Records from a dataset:

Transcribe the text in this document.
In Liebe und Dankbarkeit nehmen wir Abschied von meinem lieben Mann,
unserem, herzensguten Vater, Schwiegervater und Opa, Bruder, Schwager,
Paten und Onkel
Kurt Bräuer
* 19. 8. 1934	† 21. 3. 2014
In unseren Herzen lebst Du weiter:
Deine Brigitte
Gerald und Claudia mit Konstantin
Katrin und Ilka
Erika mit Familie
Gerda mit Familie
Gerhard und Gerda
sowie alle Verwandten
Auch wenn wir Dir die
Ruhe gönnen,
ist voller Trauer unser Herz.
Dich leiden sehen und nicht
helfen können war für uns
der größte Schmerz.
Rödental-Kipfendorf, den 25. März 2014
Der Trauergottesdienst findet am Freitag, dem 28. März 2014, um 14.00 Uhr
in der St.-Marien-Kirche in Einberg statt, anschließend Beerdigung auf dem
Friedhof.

* * *

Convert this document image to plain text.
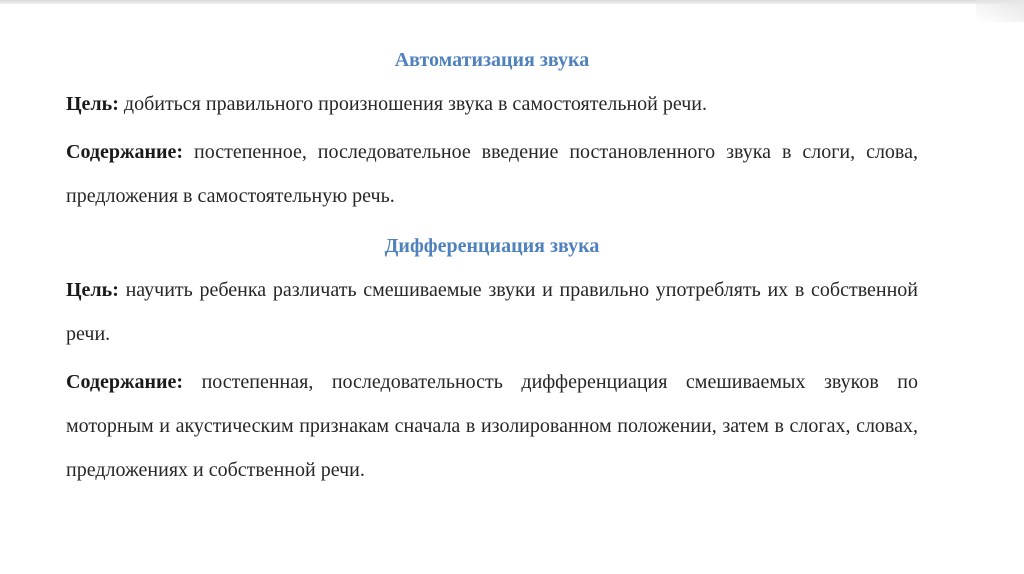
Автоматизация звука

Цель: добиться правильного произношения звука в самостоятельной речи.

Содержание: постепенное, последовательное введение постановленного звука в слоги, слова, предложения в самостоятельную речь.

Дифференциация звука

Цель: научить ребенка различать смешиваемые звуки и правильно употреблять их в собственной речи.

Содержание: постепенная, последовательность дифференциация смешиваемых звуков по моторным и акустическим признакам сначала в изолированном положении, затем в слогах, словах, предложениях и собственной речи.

...

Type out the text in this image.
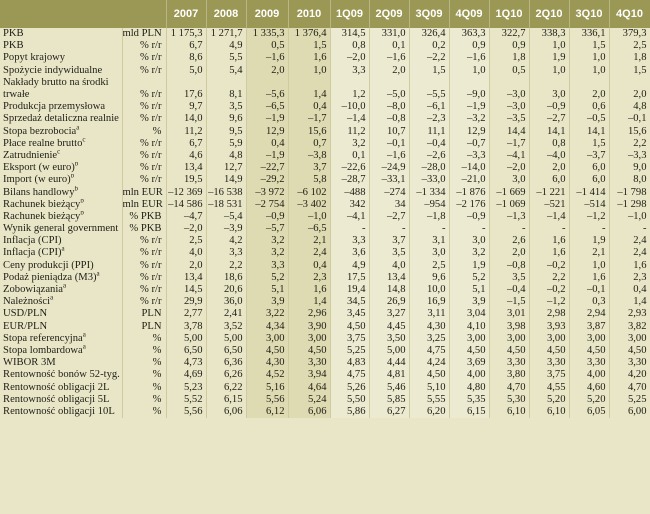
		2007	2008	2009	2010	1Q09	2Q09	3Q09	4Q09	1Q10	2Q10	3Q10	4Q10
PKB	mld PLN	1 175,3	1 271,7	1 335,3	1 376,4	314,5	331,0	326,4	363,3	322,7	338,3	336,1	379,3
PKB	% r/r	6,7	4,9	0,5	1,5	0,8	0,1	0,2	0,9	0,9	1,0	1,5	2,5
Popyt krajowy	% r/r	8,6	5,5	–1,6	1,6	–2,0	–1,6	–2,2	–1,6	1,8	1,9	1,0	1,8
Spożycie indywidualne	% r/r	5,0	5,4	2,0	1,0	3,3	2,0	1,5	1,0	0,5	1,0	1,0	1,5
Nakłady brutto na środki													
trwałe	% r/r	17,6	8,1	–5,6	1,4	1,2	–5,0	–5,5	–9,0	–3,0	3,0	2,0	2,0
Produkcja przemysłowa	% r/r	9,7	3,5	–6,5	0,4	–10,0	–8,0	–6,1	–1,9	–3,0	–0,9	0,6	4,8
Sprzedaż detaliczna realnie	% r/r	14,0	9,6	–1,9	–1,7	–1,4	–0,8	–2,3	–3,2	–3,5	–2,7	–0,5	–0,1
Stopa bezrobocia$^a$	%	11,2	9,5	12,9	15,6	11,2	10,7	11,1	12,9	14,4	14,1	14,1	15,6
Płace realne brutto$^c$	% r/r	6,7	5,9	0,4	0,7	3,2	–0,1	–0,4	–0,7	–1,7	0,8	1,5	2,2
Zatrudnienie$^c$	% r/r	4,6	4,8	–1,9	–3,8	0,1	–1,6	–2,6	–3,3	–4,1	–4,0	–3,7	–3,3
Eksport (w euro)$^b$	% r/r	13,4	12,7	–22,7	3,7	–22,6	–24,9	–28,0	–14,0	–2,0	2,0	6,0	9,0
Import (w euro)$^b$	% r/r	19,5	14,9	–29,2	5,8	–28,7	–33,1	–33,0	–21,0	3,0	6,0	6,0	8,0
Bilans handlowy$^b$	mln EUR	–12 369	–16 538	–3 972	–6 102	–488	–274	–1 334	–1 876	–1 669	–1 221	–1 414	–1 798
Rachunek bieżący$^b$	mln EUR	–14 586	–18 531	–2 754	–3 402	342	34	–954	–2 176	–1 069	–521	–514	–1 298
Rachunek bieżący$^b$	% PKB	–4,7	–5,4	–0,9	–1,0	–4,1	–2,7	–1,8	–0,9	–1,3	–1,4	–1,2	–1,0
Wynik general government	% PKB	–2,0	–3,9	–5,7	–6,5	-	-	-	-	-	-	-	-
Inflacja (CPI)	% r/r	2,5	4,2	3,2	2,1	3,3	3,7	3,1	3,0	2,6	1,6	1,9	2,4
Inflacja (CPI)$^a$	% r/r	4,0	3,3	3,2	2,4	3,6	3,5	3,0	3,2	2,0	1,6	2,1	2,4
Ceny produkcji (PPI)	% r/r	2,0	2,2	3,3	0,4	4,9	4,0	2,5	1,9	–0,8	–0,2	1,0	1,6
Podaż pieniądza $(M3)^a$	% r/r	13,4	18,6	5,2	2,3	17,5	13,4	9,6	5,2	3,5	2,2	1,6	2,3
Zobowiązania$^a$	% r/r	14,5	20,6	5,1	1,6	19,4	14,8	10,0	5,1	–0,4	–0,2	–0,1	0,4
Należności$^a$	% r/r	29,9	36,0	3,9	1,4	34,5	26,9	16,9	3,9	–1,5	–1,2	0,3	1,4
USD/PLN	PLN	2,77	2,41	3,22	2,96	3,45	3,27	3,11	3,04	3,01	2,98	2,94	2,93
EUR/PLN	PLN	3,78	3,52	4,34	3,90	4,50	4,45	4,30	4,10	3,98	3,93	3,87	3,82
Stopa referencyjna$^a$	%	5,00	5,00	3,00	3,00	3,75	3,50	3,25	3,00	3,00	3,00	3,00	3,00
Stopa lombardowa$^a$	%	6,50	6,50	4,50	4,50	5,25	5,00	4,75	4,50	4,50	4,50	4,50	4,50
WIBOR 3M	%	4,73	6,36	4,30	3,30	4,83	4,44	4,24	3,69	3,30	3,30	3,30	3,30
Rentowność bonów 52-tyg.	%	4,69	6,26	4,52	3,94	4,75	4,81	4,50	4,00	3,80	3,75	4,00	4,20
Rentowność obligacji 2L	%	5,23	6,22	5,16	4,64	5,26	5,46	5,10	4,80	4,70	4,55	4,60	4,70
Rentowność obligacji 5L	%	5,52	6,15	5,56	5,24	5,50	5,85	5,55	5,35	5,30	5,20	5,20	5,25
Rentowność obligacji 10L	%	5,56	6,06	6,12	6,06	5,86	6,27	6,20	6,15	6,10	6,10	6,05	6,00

**INSTRUCTIONS FOR THE TASK**
Return the lines of the records that include the string "собственной".

**SOLUTION FOR THIS TASK**
Цель: научить ребенка различать смешиваемые звуки и правильно употреблять их в собственной речи.
Содержание: постепенная, последовательность дифференциация смешиваемых звуков по моторным и акустическим признакам сначала в изолированном положении, затем в слогах, словах, предложениях и собственной речи.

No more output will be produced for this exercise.